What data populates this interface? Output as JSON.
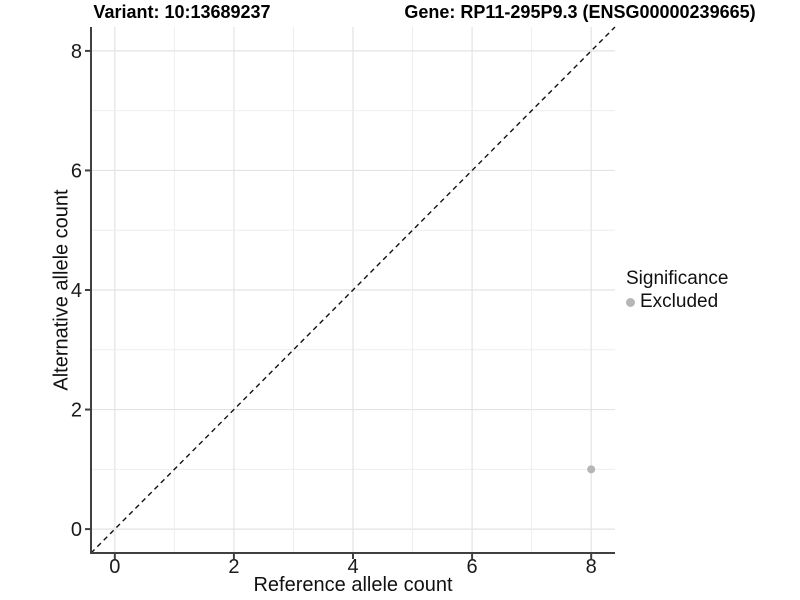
{
  "chart_data": {
    "type": "scatter",
    "title_left": "Variant: 10:13689237",
    "title_right": "Gene: RP11-295P9.3 (ENSG00000239665)",
    "xlabel": "Reference allele count",
    "ylabel": "Alternative allele count",
    "xlim": [
      -0.4,
      8.4
    ],
    "ylim": [
      -0.4,
      8.4
    ],
    "xticks": [
      0,
      2,
      4,
      6,
      8
    ],
    "yticks": [
      0,
      2,
      4,
      6,
      8
    ],
    "grid_values": [
      0,
      1,
      2,
      3,
      4,
      5,
      6,
      7,
      8
    ],
    "grid": true,
    "legend_title": "Significance",
    "legend_position": "right",
    "reference_line": {
      "equation": "y = x",
      "style": "dashed",
      "color": "#111111",
      "from": [
        -0.4,
        -0.4
      ],
      "to": [
        8.4,
        8.4
      ]
    },
    "series": [
      {
        "name": "Excluded",
        "color": "#b6b6b6",
        "points": [
          {
            "x": 8,
            "y": 1
          }
        ]
      }
    ],
    "colors": {
      "background": "#ffffff",
      "grid_major": "#e3e3e3",
      "grid_minor": "#eeeeee",
      "axis_line": "#404040",
      "tick_text": "#1a1a1a"
    }
  }
}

Problem requirements ▸
Write the lines above out again exactly, without any of their pictures.

Response for this exercise ▸
What data populates this interface? Output as JSON.
{
  "chart_data": {
    "type": "scatter",
    "title_left": "Variant: 10:13689237",
    "title_right": "Gene: RP11-295P9.3 (ENSG00000239665)",
    "xlabel": "Reference allele count",
    "ylabel": "Alternative allele count",
    "xlim": [
      -0.4,
      8.4
    ],
    "ylim": [
      -0.4,
      8.4
    ],
    "xticks": [
      0,
      2,
      4,
      6,
      8
    ],
    "yticks": [
      0,
      2,
      4,
      6,
      8
    ],
    "grid_values": [
      0,
      1,
      2,
      3,
      4,
      5,
      6,
      7,
      8
    ],
    "grid": true,
    "legend_title": "Significance",
    "legend_position": "right",
    "reference_line": {
      "equation": "y = x",
      "style": "dashed",
      "color": "#111111",
      "from": [
        -0.4,
        -0.4
      ],
      "to": [
        8.4,
        8.4
      ]
    },
    "series": [
      {
        "name": "Excluded",
        "color": "#b6b6b6",
        "points": [
          {
            "x": 8,
            "y": 1
          }
        ]
      }
    ],
    "colors": {
      "background": "#ffffff",
      "grid_major": "#e3e3e3",
      "grid_minor": "#eeeeee",
      "axis_line": "#404040",
      "tick_text": "#1a1a1a"
    }
  }
}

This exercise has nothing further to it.